[Record set]
** START **

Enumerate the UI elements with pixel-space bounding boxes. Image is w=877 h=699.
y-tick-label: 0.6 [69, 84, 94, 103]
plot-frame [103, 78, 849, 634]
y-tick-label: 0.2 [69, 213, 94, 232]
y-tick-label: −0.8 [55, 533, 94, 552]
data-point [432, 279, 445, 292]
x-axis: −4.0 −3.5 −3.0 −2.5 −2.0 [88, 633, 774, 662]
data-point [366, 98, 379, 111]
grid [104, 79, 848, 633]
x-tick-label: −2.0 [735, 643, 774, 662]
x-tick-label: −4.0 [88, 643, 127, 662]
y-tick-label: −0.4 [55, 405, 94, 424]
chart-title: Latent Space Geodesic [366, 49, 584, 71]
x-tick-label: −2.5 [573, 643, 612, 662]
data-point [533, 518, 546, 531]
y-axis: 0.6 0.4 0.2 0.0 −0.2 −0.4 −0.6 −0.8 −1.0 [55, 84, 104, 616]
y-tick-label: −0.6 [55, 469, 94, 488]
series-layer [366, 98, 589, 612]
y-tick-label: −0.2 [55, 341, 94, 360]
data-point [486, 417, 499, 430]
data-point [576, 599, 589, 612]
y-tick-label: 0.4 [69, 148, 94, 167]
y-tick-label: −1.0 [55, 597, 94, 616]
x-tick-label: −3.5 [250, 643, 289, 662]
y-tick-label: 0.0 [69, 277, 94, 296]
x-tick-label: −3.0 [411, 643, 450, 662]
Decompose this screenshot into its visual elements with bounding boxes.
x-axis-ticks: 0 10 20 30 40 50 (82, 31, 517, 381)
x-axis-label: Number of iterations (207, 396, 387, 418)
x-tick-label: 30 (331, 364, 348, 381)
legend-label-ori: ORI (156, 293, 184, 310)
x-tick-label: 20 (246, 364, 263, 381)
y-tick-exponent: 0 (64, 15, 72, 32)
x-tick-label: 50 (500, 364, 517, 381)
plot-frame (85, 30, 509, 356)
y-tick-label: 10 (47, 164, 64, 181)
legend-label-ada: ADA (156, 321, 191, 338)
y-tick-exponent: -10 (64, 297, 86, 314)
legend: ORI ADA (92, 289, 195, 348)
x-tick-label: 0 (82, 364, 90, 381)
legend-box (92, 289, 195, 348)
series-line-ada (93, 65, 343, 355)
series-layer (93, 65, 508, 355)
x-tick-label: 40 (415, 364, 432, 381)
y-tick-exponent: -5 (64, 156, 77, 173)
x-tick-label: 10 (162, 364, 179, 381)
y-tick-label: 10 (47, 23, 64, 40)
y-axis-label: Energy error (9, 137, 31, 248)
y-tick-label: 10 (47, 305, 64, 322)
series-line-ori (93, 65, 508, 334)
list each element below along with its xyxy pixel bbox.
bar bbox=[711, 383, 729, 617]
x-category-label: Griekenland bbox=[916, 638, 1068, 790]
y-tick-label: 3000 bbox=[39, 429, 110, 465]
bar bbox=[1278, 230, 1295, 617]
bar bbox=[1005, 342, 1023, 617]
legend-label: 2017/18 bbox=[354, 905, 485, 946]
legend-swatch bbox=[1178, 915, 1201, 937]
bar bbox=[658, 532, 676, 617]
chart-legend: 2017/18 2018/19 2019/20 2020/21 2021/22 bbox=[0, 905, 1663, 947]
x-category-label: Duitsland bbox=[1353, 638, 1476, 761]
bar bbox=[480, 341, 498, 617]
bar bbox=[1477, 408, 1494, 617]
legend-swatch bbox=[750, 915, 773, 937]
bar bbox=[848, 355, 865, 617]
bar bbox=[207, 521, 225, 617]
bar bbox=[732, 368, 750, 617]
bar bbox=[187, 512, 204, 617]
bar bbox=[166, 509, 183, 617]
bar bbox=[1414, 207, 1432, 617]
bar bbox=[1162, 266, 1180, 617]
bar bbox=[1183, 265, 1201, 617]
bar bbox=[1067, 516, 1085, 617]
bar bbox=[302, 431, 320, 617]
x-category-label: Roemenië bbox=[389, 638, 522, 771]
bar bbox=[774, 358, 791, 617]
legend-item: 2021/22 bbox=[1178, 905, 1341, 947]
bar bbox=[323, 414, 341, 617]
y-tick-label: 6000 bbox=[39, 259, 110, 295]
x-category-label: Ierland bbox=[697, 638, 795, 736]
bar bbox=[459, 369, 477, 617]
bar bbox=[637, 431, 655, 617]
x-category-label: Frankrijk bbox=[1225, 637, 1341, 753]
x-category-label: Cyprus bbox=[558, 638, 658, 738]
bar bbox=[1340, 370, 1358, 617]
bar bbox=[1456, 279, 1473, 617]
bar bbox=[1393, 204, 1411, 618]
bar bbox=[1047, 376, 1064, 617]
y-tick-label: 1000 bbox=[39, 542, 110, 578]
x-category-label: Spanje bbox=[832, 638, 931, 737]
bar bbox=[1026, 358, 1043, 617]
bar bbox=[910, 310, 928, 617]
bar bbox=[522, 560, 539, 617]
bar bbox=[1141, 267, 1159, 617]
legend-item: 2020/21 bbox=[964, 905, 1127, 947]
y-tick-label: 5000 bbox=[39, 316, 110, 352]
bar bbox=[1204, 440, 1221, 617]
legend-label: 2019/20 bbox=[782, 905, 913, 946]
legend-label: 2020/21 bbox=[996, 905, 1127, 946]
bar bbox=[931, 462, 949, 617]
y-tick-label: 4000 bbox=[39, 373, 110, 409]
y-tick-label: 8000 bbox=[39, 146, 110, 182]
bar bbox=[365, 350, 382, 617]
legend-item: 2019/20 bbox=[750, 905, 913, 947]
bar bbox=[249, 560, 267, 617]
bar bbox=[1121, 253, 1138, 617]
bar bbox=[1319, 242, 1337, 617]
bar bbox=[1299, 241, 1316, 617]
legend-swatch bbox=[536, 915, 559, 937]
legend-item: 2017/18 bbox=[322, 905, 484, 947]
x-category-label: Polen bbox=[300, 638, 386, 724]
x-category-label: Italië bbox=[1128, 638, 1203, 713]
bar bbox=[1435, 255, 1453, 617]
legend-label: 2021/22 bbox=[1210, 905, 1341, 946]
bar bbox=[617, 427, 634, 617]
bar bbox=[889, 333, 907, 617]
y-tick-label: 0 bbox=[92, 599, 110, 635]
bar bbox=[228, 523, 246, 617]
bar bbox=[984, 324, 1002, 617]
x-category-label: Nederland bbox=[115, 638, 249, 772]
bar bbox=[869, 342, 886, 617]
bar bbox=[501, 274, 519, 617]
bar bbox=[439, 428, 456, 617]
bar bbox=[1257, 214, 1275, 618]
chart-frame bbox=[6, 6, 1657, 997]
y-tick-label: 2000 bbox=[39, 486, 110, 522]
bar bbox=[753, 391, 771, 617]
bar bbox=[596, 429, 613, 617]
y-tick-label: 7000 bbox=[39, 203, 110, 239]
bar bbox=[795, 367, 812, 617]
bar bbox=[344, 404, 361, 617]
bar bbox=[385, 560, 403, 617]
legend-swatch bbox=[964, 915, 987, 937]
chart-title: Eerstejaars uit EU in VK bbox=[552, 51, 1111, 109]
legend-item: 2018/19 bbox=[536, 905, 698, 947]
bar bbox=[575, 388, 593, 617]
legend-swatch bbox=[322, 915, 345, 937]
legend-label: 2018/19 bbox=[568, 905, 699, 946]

** END **

[Problem to solve] Could you write out the records above again, starting at the beginning of the records and ending at the line that contains "legend-label-ada: ADA (156, 321, 191, 338)", with every "data-point" switched to "marker" and nothing else changed?

[Exercise output]
Enumerate the UI elements with pixel-space bounding boxes. Image is w=877 h=699.
y-tick-label: 0.6 [69, 84, 94, 103]
plot-frame [103, 78, 849, 634]
y-tick-label: 0.2 [69, 213, 94, 232]
y-tick-label: −0.8 [55, 533, 94, 552]
marker [432, 279, 445, 292]
x-axis: −4.0 −3.5 −3.0 −2.5 −2.0 [88, 633, 774, 662]
marker [366, 98, 379, 111]
grid [104, 79, 848, 633]
x-tick-label: −2.0 [735, 643, 774, 662]
x-tick-label: −4.0 [88, 643, 127, 662]
y-tick-label: −0.4 [55, 405, 94, 424]
chart-title: Latent Space Geodesic [366, 49, 584, 71]
x-tick-label: −2.5 [573, 643, 612, 662]
marker [533, 518, 546, 531]
y-axis: 0.6 0.4 0.2 0.0 −0.2 −0.4 −0.6 −0.8 −1.0 [55, 84, 104, 616]
y-tick-label: −0.6 [55, 469, 94, 488]
series-layer [366, 98, 589, 612]
y-tick-label: −0.2 [55, 341, 94, 360]
marker [486, 417, 499, 430]
marker [576, 599, 589, 612]
y-tick-label: 0.4 [69, 148, 94, 167]
y-tick-label: −1.0 [55, 597, 94, 616]
x-tick-label: −3.5 [250, 643, 289, 662]
y-tick-label: 0.0 [69, 277, 94, 296]
x-tick-label: −3.0 [411, 643, 450, 662]
Decompose this screenshot into its visual elements with bounding boxes.
x-axis-ticks: 0 10 20 30 40 50 (82, 31, 517, 381)
x-axis-label: Number of iterations (207, 396, 387, 418)
x-tick-label: 30 (331, 364, 348, 381)
legend-label-ori: ORI (156, 293, 184, 310)
x-tick-label: 20 (246, 364, 263, 381)
y-tick-exponent: 0 (64, 15, 72, 32)
x-tick-label: 50 (500, 364, 517, 381)
plot-frame (85, 30, 509, 356)
y-tick-label: 10 (47, 164, 64, 181)
legend-label-ada: ADA (156, 321, 191, 338)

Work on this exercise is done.